Set problem: Transcribe the listing in full, excluding any pictures.

****************************************

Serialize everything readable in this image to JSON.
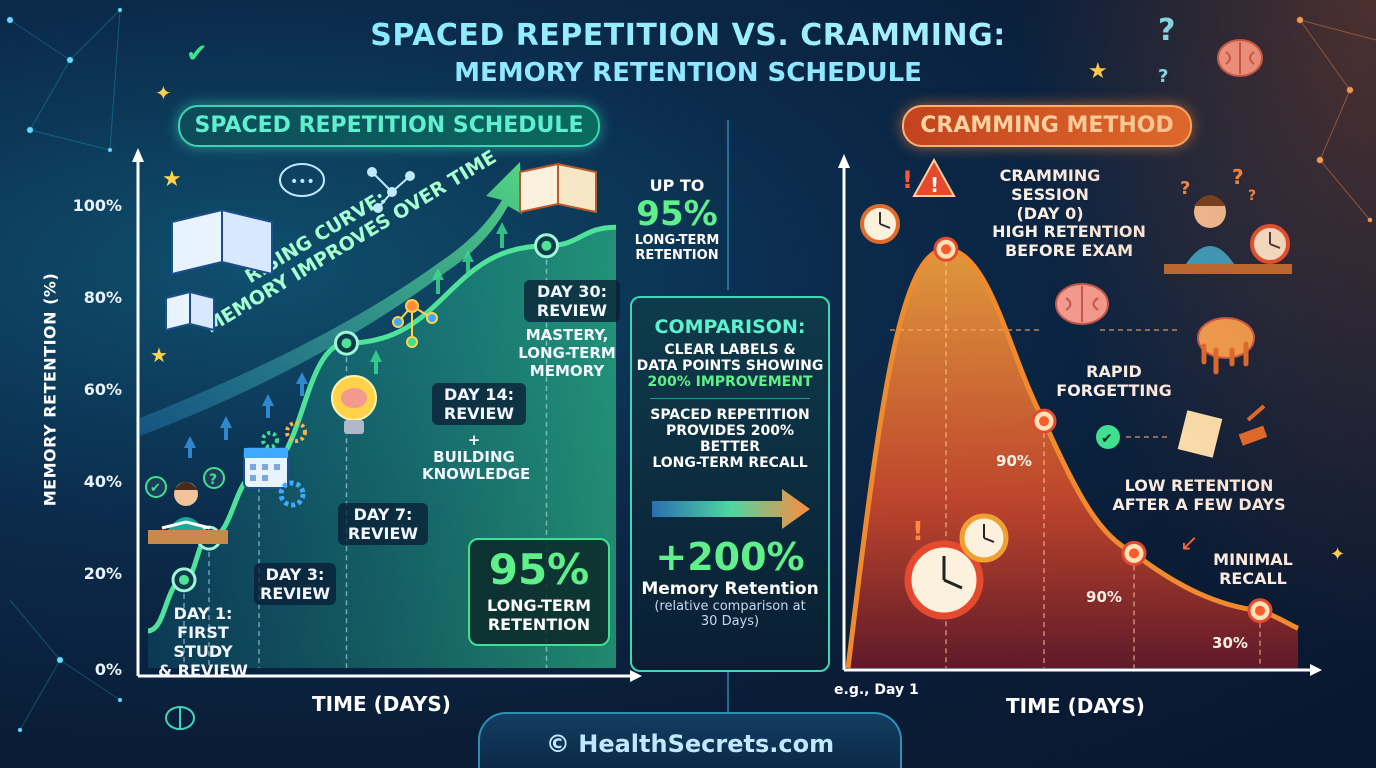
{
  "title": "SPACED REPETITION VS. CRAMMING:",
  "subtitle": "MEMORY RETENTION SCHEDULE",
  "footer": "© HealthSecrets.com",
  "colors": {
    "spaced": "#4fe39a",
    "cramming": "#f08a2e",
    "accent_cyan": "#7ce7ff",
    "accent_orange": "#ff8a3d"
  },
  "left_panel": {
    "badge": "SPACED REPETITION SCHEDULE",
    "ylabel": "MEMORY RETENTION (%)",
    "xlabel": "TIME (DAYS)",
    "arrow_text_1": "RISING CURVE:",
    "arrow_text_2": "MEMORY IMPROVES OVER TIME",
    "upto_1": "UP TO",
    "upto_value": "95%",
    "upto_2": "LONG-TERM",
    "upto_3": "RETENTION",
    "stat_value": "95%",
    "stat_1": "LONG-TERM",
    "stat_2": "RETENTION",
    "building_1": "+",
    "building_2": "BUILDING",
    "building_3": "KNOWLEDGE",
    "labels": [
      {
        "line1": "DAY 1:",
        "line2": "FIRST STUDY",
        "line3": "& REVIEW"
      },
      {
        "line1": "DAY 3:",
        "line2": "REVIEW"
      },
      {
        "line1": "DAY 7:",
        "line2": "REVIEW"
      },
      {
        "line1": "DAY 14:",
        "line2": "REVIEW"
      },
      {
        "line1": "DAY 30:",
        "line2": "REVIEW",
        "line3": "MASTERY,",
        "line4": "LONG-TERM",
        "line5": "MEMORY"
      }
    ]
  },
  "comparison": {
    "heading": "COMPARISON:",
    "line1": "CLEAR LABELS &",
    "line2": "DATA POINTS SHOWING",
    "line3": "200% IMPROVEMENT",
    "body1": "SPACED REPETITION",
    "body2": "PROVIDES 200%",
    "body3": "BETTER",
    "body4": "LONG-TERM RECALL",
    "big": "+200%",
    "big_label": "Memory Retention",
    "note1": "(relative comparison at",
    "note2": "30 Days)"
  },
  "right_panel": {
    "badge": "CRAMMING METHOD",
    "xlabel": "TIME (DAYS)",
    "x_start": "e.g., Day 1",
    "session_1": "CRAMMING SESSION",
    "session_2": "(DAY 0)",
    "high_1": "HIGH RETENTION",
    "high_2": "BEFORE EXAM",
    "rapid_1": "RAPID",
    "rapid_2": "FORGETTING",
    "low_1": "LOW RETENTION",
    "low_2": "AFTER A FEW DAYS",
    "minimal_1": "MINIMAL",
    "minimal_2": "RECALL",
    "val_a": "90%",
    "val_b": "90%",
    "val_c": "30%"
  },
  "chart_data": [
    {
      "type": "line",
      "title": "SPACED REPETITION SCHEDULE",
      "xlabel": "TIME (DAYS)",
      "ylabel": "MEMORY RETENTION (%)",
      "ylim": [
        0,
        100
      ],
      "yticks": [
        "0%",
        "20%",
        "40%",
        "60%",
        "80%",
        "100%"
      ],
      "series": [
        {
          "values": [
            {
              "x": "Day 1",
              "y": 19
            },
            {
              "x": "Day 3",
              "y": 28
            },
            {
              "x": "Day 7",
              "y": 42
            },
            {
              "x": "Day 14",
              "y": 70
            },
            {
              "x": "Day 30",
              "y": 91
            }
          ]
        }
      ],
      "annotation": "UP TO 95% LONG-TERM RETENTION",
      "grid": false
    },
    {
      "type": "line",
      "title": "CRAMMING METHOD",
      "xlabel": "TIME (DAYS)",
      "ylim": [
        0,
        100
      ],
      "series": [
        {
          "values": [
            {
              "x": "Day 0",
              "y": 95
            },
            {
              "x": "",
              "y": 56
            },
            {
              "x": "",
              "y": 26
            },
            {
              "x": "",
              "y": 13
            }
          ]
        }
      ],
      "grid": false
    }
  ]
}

****************************************

Answer for this exercise:
Serialize everything readable in this image to JSON.
{
  "title": "SPACED REPETITION VS. CRAMMING:",
  "subtitle": "MEMORY RETENTION SCHEDULE",
  "footer": "© HealthSecrets.com",
  "colors": {
    "spaced": "#4fe39a",
    "cramming": "#f08a2e",
    "accent_cyan": "#7ce7ff",
    "accent_orange": "#ff8a3d"
  },
  "left_panel": {
    "badge": "SPACED REPETITION SCHEDULE",
    "ylabel": "MEMORY RETENTION (%)",
    "xlabel": "TIME (DAYS)",
    "arrow_text_1": "RISING CURVE:",
    "arrow_text_2": "MEMORY IMPROVES OVER TIME",
    "upto_1": "UP TO",
    "upto_value": "95%",
    "upto_2": "LONG-TERM",
    "upto_3": "RETENTION",
    "stat_value": "95%",
    "stat_1": "LONG-TERM",
    "stat_2": "RETENTION",
    "building_1": "+",
    "building_2": "BUILDING",
    "building_3": "KNOWLEDGE",
    "labels": [
      {
        "line1": "DAY 1:",
        "line2": "FIRST STUDY",
        "line3": "& REVIEW"
      },
      {
        "line1": "DAY 3:",
        "line2": "REVIEW"
      },
      {
        "line1": "DAY 7:",
        "line2": "REVIEW"
      },
      {
        "line1": "DAY 14:",
        "line2": "REVIEW"
      },
      {
        "line1": "DAY 30:",
        "line2": "REVIEW",
        "line3": "MASTERY,",
        "line4": "LONG-TERM",
        "line5": "MEMORY"
      }
    ]
  },
  "comparison": {
    "heading": "COMPARISON:",
    "line1": "CLEAR LABELS &",
    "line2": "DATA POINTS SHOWING",
    "line3": "200% IMPROVEMENT",
    "body1": "SPACED REPETITION",
    "body2": "PROVIDES 200%",
    "body3": "BETTER",
    "body4": "LONG-TERM RECALL",
    "big": "+200%",
    "big_label": "Memory Retention",
    "note1": "(relative comparison at",
    "note2": "30 Days)"
  },
  "right_panel": {
    "badge": "CRAMMING METHOD",
    "xlabel": "TIME (DAYS)",
    "x_start": "e.g., Day 1",
    "session_1": "CRAMMING SESSION",
    "session_2": "(DAY 0)",
    "high_1": "HIGH RETENTION",
    "high_2": "BEFORE EXAM",
    "rapid_1": "RAPID",
    "rapid_2": "FORGETTING",
    "low_1": "LOW RETENTION",
    "low_2": "AFTER A FEW DAYS",
    "minimal_1": "MINIMAL",
    "minimal_2": "RECALL",
    "val_a": "90%",
    "val_b": "90%",
    "val_c": "30%"
  },
  "chart_data": [
    {
      "type": "line",
      "title": "SPACED REPETITION SCHEDULE",
      "xlabel": "TIME (DAYS)",
      "ylabel": "MEMORY RETENTION (%)",
      "ylim": [
        0,
        100
      ],
      "yticks": [
        "0%",
        "20%",
        "40%",
        "60%",
        "80%",
        "100%"
      ],
      "series": [
        {
          "values": [
            {
              "x": "Day 1",
              "y": 19
            },
            {
              "x": "Day 3",
              "y": 28
            },
            {
              "x": "Day 7",
              "y": 42
            },
            {
              "x": "Day 14",
              "y": 70
            },
            {
              "x": "Day 30",
              "y": 91
            }
          ]
        }
      ],
      "annotation": "UP TO 95% LONG-TERM RETENTION",
      "grid": false
    },
    {
      "type": "line",
      "title": "CRAMMING METHOD",
      "xlabel": "TIME (DAYS)",
      "ylim": [
        0,
        100
      ],
      "series": [
        {
          "values": [
            {
              "x": "Day 0",
              "y": 95
            },
            {
              "x": "",
              "y": 56
            },
            {
              "x": "",
              "y": 26
            },
            {
              "x": "",
              "y": 13
            }
          ]
        }
      ],
      "grid": false
    }
  ]
}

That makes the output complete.